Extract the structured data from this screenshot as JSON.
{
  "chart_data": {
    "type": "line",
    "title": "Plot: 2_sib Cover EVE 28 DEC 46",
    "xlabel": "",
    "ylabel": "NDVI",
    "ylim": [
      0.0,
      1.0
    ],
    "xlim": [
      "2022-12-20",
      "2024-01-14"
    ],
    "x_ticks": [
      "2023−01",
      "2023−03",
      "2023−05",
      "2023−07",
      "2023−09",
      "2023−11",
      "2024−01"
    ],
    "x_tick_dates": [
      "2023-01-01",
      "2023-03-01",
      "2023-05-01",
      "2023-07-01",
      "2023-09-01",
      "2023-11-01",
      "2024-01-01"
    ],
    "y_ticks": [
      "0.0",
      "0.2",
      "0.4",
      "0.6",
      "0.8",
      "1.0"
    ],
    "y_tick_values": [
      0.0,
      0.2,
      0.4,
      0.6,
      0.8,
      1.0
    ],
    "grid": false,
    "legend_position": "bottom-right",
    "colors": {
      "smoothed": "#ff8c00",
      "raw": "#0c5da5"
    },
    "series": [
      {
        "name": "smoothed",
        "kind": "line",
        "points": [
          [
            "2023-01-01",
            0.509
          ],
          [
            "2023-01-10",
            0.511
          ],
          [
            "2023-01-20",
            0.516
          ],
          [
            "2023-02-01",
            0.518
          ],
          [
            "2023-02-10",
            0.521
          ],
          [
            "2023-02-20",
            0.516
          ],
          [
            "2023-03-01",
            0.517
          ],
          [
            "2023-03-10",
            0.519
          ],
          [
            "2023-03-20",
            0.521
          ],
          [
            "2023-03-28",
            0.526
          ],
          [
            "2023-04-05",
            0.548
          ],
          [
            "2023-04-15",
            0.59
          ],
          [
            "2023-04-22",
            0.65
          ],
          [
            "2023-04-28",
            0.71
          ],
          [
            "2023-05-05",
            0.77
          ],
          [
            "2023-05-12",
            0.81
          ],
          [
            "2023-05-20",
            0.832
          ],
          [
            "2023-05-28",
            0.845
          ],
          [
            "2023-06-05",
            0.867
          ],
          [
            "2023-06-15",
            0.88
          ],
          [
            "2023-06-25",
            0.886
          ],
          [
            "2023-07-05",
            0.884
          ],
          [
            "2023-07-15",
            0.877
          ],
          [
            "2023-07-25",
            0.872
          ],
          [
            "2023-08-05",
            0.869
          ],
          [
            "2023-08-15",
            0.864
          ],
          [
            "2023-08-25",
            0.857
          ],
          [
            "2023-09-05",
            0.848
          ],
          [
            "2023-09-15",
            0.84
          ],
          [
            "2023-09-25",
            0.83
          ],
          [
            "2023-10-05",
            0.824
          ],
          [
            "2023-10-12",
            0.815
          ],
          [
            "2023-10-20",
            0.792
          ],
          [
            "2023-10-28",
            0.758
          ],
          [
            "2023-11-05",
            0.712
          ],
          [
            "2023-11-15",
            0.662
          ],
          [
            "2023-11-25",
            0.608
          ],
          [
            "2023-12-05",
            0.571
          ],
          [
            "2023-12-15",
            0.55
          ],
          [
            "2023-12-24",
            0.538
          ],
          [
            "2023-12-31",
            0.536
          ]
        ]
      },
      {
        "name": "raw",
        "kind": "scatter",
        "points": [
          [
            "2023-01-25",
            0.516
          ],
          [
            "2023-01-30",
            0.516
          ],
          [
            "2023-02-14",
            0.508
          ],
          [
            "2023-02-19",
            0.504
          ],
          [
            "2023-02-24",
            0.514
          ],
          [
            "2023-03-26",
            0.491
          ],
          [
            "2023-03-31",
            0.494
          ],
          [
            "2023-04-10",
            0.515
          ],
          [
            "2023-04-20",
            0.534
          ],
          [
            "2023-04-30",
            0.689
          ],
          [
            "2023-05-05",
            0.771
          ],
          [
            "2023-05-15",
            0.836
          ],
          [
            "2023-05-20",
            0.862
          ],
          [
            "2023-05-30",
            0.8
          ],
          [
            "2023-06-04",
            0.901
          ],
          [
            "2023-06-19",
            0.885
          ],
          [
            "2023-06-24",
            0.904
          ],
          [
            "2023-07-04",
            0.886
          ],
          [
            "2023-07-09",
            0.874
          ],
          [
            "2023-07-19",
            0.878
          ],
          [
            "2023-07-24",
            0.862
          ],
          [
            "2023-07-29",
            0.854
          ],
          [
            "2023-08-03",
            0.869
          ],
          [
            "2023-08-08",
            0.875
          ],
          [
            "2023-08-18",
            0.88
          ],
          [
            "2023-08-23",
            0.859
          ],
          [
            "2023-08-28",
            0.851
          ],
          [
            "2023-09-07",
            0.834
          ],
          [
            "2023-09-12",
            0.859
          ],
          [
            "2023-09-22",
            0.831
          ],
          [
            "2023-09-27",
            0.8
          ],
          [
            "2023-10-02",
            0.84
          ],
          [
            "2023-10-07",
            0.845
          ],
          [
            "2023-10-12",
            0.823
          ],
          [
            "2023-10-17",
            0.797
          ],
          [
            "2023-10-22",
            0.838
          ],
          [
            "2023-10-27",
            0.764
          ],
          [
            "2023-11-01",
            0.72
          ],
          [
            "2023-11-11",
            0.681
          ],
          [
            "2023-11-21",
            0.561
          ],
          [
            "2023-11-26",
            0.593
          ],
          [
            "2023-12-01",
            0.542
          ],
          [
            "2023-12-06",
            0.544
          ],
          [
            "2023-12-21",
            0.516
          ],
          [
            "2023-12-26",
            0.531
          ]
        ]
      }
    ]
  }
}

# # # #

INSTRUCTIONS TO FOLLOW: Repeat the records exactly, including every line.

COMPLETE OUTPUT:
Extract the structured data from this screenshot as JSON.
{
  "chart_data": {
    "type": "line",
    "title": "Plot: 2_sib Cover EVE 28 DEC 46",
    "xlabel": "",
    "ylabel": "NDVI",
    "ylim": [
      0.0,
      1.0
    ],
    "xlim": [
      "2022-12-20",
      "2024-01-14"
    ],
    "x_ticks": [
      "2023−01",
      "2023−03",
      "2023−05",
      "2023−07",
      "2023−09",
      "2023−11",
      "2024−01"
    ],
    "x_tick_dates": [
      "2023-01-01",
      "2023-03-01",
      "2023-05-01",
      "2023-07-01",
      "2023-09-01",
      "2023-11-01",
      "2024-01-01"
    ],
    "y_ticks": [
      "0.0",
      "0.2",
      "0.4",
      "0.6",
      "0.8",
      "1.0"
    ],
    "y_tick_values": [
      0.0,
      0.2,
      0.4,
      0.6,
      0.8,
      1.0
    ],
    "grid": false,
    "legend_position": "bottom-right",
    "colors": {
      "smoothed": "#ff8c00",
      "raw": "#0c5da5"
    },
    "series": [
      {
        "name": "smoothed",
        "kind": "line",
        "points": [
          [
            "2023-01-01",
            0.509
          ],
          [
            "2023-01-10",
            0.511
          ],
          [
            "2023-01-20",
            0.516
          ],
          [
            "2023-02-01",
            0.518
          ],
          [
            "2023-02-10",
            0.521
          ],
          [
            "2023-02-20",
            0.516
          ],
          [
            "2023-03-01",
            0.517
          ],
          [
            "2023-03-10",
            0.519
          ],
          [
            "2023-03-20",
            0.521
          ],
          [
            "2023-03-28",
            0.526
          ],
          [
            "2023-04-05",
            0.548
          ],
          [
            "2023-04-15",
            0.59
          ],
          [
            "2023-04-22",
            0.65
          ],
          [
            "2023-04-28",
            0.71
          ],
          [
            "2023-05-05",
            0.77
          ],
          [
            "2023-05-12",
            0.81
          ],
          [
            "2023-05-20",
            0.832
          ],
          [
            "2023-05-28",
            0.845
          ],
          [
            "2023-06-05",
            0.867
          ],
          [
            "2023-06-15",
            0.88
          ],
          [
            "2023-06-25",
            0.886
          ],
          [
            "2023-07-05",
            0.884
          ],
          [
            "2023-07-15",
            0.877
          ],
          [
            "2023-07-25",
            0.872
          ],
          [
            "2023-08-05",
            0.869
          ],
          [
            "2023-08-15",
            0.864
          ],
          [
            "2023-08-25",
            0.857
          ],
          [
            "2023-09-05",
            0.848
          ],
          [
            "2023-09-15",
            0.84
          ],
          [
            "2023-09-25",
            0.83
          ],
          [
            "2023-10-05",
            0.824
          ],
          [
            "2023-10-12",
            0.815
          ],
          [
            "2023-10-20",
            0.792
          ],
          [
            "2023-10-28",
            0.758
          ],
          [
            "2023-11-05",
            0.712
          ],
          [
            "2023-11-15",
            0.662
          ],
          [
            "2023-11-25",
            0.608
          ],
          [
            "2023-12-05",
            0.571
          ],
          [
            "2023-12-15",
            0.55
          ],
          [
            "2023-12-24",
            0.538
          ],
          [
            "2023-12-31",
            0.536
          ]
        ]
      },
      {
        "name": "raw",
        "kind": "scatter",
        "points": [
          [
            "2023-01-25",
            0.516
          ],
          [
            "2023-01-30",
            0.516
          ],
          [
            "2023-02-14",
            0.508
          ],
          [
            "2023-02-19",
            0.504
          ],
          [
            "2023-02-24",
            0.514
          ],
          [
            "2023-03-26",
            0.491
          ],
          [
            "2023-03-31",
            0.494
          ],
          [
            "2023-04-10",
            0.515
          ],
          [
            "2023-04-20",
            0.534
          ],
          [
            "2023-04-30",
            0.689
          ],
          [
            "2023-05-05",
            0.771
          ],
          [
            "2023-05-15",
            0.836
          ],
          [
            "2023-05-20",
            0.862
          ],
          [
            "2023-05-30",
            0.8
          ],
          [
            "2023-06-04",
            0.901
          ],
          [
            "2023-06-19",
            0.885
          ],
          [
            "2023-06-24",
            0.904
          ],
          [
            "2023-07-04",
            0.886
          ],
          [
            "2023-07-09",
            0.874
          ],
          [
            "2023-07-19",
            0.878
          ],
          [
            "2023-07-24",
            0.862
          ],
          [
            "2023-07-29",
            0.854
          ],
          [
            "2023-08-03",
            0.869
          ],
          [
            "2023-08-08",
            0.875
          ],
          [
            "2023-08-18",
            0.88
          ],
          [
            "2023-08-23",
            0.859
          ],
          [
            "2023-08-28",
            0.851
          ],
          [
            "2023-09-07",
            0.834
          ],
          [
            "2023-09-12",
            0.859
          ],
          [
            "2023-09-22",
            0.831
          ],
          [
            "2023-09-27",
            0.8
          ],
          [
            "2023-10-02",
            0.84
          ],
          [
            "2023-10-07",
            0.845
          ],
          [
            "2023-10-12",
            0.823
          ],
          [
            "2023-10-17",
            0.797
          ],
          [
            "2023-10-22",
            0.838
          ],
          [
            "2023-10-27",
            0.764
          ],
          [
            "2023-11-01",
            0.72
          ],
          [
            "2023-11-11",
            0.681
          ],
          [
            "2023-11-21",
            0.561
          ],
          [
            "2023-11-26",
            0.593
          ],
          [
            "2023-12-01",
            0.542
          ],
          [
            "2023-12-06",
            0.544
          ],
          [
            "2023-12-21",
            0.516
          ],
          [
            "2023-12-26",
            0.531
          ]
        ]
      }
    ]
  }
}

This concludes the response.